Copy out the lines that have "JSON" in them.

(Collected data)
——
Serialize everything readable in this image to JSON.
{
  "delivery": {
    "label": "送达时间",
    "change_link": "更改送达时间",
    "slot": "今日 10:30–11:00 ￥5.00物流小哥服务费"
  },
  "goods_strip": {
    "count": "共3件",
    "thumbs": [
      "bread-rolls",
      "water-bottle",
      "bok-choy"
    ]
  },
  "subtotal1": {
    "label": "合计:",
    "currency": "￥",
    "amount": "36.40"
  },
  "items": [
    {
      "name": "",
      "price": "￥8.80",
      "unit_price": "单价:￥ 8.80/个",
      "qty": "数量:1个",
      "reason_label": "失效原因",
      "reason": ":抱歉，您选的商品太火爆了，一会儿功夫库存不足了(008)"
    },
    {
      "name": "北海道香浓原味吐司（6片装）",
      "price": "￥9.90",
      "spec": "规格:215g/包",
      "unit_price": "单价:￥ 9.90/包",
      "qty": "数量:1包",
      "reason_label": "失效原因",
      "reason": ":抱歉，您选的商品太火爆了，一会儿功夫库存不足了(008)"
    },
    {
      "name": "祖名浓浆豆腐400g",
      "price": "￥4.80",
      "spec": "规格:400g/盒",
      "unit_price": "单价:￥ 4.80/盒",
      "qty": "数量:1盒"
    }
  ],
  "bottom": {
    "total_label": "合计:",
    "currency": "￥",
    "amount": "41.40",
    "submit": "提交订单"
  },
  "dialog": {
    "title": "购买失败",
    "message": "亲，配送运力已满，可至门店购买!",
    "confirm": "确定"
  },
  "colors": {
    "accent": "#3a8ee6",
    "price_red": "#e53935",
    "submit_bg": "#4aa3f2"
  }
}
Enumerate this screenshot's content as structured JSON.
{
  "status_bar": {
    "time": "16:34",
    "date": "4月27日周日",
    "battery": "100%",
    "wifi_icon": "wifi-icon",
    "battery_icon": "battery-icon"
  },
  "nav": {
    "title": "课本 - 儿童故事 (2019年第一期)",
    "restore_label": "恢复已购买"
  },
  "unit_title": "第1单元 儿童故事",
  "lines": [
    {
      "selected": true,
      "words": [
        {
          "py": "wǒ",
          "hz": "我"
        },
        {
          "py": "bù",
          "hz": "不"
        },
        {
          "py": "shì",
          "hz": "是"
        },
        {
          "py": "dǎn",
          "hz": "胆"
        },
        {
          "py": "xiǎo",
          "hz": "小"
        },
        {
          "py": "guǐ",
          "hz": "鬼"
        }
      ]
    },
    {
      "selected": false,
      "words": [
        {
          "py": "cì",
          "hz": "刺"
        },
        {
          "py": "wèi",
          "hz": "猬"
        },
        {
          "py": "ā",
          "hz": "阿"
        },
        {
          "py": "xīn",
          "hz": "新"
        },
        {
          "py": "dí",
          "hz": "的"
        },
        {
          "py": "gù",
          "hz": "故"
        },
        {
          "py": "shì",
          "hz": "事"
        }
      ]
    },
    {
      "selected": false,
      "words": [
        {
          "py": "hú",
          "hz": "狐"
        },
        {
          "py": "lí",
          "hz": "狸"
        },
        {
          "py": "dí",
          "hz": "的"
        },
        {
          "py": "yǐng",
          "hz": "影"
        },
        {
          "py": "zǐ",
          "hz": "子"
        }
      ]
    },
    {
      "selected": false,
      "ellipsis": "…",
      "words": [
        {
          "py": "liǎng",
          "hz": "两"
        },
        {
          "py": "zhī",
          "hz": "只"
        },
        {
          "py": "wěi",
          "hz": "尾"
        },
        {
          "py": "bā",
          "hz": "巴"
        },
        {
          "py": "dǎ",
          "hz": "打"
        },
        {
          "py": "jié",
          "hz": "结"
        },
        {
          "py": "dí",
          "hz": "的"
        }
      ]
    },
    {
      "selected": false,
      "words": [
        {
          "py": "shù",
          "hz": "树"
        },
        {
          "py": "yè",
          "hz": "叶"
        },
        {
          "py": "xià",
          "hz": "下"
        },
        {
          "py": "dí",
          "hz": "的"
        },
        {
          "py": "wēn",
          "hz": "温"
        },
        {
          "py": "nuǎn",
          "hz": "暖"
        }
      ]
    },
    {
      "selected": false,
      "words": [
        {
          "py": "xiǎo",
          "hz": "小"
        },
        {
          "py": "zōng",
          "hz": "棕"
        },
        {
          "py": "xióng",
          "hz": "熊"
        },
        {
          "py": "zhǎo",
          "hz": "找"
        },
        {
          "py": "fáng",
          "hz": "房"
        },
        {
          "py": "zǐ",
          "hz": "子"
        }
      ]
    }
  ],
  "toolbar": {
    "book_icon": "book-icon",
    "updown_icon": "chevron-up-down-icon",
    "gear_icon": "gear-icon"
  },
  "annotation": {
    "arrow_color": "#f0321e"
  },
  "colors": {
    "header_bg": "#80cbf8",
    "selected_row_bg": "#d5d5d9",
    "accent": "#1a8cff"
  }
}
——
[RESULT OF THIS EXERCISE]:
Serialize everything readable in this image to JSON.
Enumerate this screenshot's content as structured JSON.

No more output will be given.